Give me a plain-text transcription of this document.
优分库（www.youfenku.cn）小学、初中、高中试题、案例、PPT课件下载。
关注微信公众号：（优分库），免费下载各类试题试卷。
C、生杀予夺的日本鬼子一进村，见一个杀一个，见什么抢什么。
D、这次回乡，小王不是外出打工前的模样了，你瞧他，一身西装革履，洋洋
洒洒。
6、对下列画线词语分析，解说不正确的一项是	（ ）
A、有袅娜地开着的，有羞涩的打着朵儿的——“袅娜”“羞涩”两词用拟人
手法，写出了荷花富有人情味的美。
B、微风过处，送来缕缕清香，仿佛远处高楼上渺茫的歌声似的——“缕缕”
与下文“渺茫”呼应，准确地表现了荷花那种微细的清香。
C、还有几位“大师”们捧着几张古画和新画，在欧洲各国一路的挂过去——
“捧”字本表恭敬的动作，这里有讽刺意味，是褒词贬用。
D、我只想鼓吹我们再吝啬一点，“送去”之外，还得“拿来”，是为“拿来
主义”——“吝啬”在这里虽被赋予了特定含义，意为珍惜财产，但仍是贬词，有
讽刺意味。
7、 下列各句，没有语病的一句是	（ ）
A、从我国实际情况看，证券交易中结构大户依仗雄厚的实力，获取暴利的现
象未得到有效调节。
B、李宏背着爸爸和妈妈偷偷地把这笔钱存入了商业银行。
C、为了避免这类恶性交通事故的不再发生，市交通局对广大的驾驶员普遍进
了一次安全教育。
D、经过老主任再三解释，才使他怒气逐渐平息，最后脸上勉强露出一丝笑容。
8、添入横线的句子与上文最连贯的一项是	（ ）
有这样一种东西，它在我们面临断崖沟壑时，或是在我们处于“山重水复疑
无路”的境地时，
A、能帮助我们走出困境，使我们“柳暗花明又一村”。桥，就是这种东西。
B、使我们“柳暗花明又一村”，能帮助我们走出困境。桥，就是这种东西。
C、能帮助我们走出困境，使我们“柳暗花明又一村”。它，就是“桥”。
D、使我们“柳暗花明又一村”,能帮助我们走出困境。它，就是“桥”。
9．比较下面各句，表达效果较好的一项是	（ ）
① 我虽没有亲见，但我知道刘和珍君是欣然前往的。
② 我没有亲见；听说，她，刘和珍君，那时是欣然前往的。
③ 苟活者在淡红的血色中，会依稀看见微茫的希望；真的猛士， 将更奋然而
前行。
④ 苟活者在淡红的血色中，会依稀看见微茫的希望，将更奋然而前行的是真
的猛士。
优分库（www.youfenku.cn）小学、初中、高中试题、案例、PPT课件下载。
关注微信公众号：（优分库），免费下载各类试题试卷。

---+---

● **Problem to work on**
Write out every line of the records exactly.

● **Correct output**
Give me a plain-text transcription of this document.
优分库（www.youfenku.cn）小学、初中、高中试题、案例、PPT课件下载。
关注微信公众号：（优分库），免费下载各类试题试卷。
C、生杀予夺的日本鬼子一进村，见一个杀一个，见什么抢什么。
D、这次回乡，小王不是外出打工前的模样了，你瞧他，一身西装革履，洋洋
洒洒。
6、对下列画线词语分析，解说不正确的一项是	（ ）
A、有袅娜地开着的，有羞涩的打着朵儿的——“袅娜”“羞涩”两词用拟人
手法，写出了荷花富有人情味的美。
B、微风过处，送来缕缕清香，仿佛远处高楼上渺茫的歌声似的——“缕缕”
与下文“渺茫”呼应，准确地表现了荷花那种微细的清香。
C、还有几位“大师”们捧着几张古画和新画，在欧洲各国一路的挂过去——
“捧”字本表恭敬的动作，这里有讽刺意味，是褒词贬用。
D、我只想鼓吹我们再吝啬一点，“送去”之外，还得“拿来”，是为“拿来
主义”——“吝啬”在这里虽被赋予了特定含义，意为珍惜财产，但仍是贬词，有
讽刺意味。
7、 下列各句，没有语病的一句是	（ ）
A、从我国实际情况看，证券交易中结构大户依仗雄厚的实力，获取暴利的现
象未得到有效调节。
B、李宏背着爸爸和妈妈偷偷地把这笔钱存入了商业银行。
C、为了避免这类恶性交通事故的不再发生，市交通局对广大的驾驶员普遍进
了一次安全教育。
D、经过老主任再三解释，才使他怒气逐渐平息，最后脸上勉强露出一丝笑容。
8、添入横线的句子与上文最连贯的一项是	（ ）
有这样一种东西，它在我们面临断崖沟壑时，或是在我们处于“山重水复疑
无路”的境地时，
A、能帮助我们走出困境，使我们“柳暗花明又一村”。桥，就是这种东西。
B、使我们“柳暗花明又一村”，能帮助我们走出困境。桥，就是这种东西。
C、能帮助我们走出困境，使我们“柳暗花明又一村”。它，就是“桥”。
D、使我们“柳暗花明又一村”,能帮助我们走出困境。它，就是“桥”。
9．比较下面各句，表达效果较好的一项是	（ ）
① 我虽没有亲见，但我知道刘和珍君是欣然前往的。
② 我没有亲见；听说，她，刘和珍君，那时是欣然前往的。
③ 苟活者在淡红的血色中，会依稀看见微茫的希望；真的猛士， 将更奋然而
前行。
④ 苟活者在淡红的血色中，会依稀看见微茫的希望，将更奋然而前行的是真
的猛士。
优分库（www.youfenku.cn）小学、初中、高中试题、案例、PPT课件下载。
关注微信公众号：（优分库），免费下载各类试题试卷。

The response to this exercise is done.